Record set –
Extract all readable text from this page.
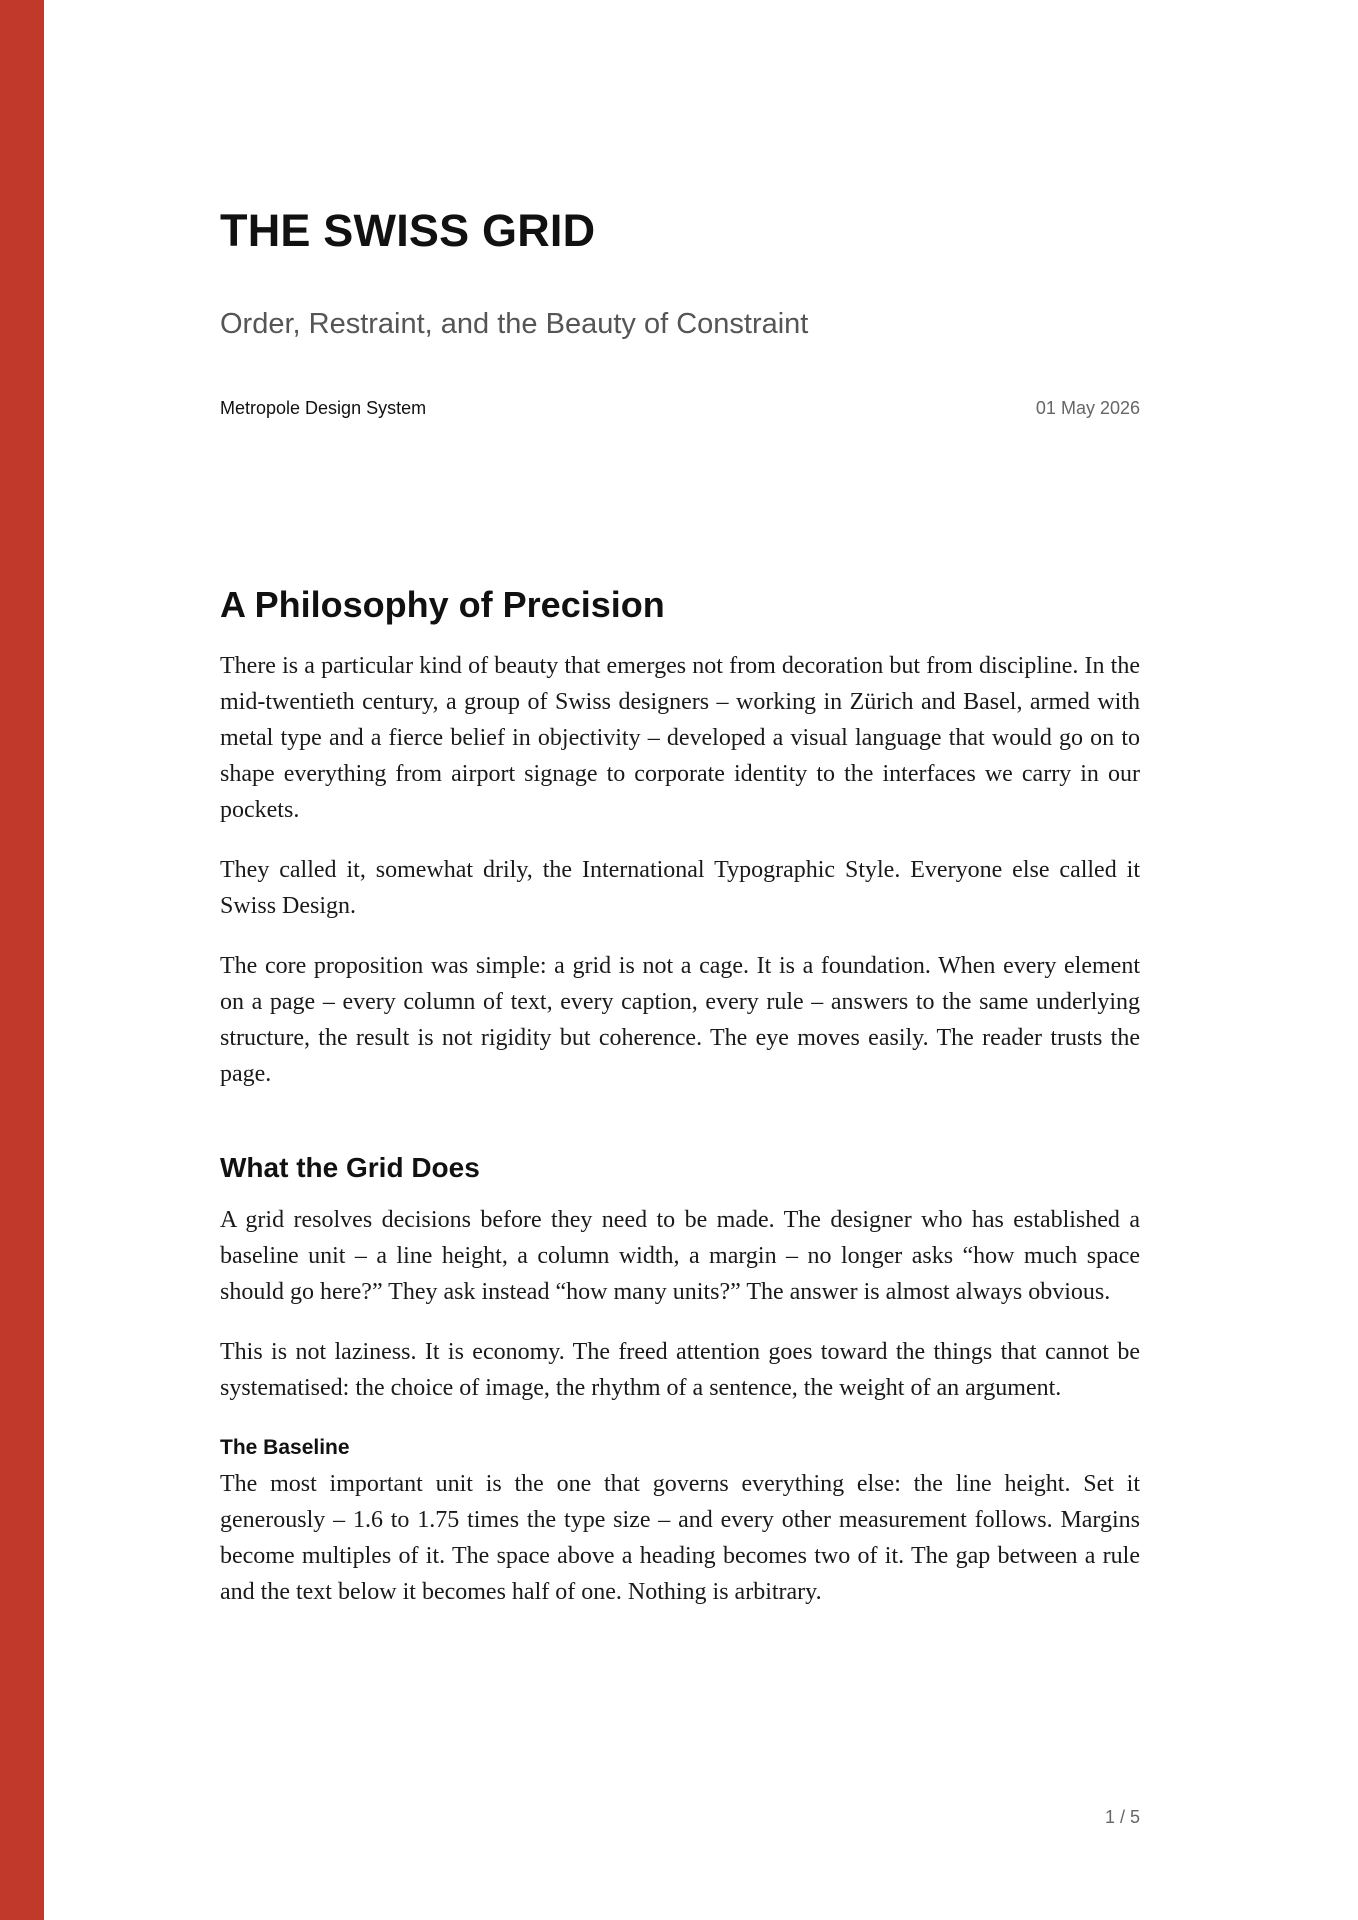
THE SWISS GRID

Order, Restraint, and the Beauty of Constraint

Metropole Design System	01 May 2026
A Philosophy of Precision

There is a particular kind of beauty that emerges not from decoration but from discipline. In the mid-twentieth century, a group of Swiss designers – working in Zürich and Basel, armed with metal type and a fierce belief in objectivity – developed a visual language that would go on to shape everything from airport signage to corporate identity to the interfaces we carry in our pockets.

They called it, somewhat drily, the International Typographic Style. Everyone else called it Swiss Design.

The core proposition was simple: a grid is not a cage. It is a foundation. When every element on a page – every column of text, every caption, every rule – answers to the same underlying structure, the result is not rigidity but coherence. The eye moves easily. The reader trusts the page.

What the Grid Does

A grid resolves decisions before they need to be made. The designer who has established a baseline unit – a line height, a column width, a margin – no longer asks “how much space should go here?” They ask instead “how many units?” The answer is almost always obvious.

This is not laziness. It is economy. The freed attention goes toward the things that cannot be systematised: the choice of image, the rhythm of a sentence, the weight of an argument.

The Baseline

The most important unit is the one that governs everything else: the line height. Set it generously – 1.6 to 1.75 times the type size – and every other measurement follows. Margins become multiples of it. The space above a heading becomes two of it. The gap between a rule and the text below it becomes half of one. Nothing is arbitrary.

1 / 5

The request – Go through the records and pull out each line that includes the word "They".

Completed task –
They called it, somewhat drily, the International Typographic Style. Everyone else called it Swiss Design.
A grid resolves decisions before they need to be made. The designer who has established a baseline unit – a line height, a column width, a margin – no longer asks “how much space should go here?” They ask instead “how many units?” The answer is almost always obvious.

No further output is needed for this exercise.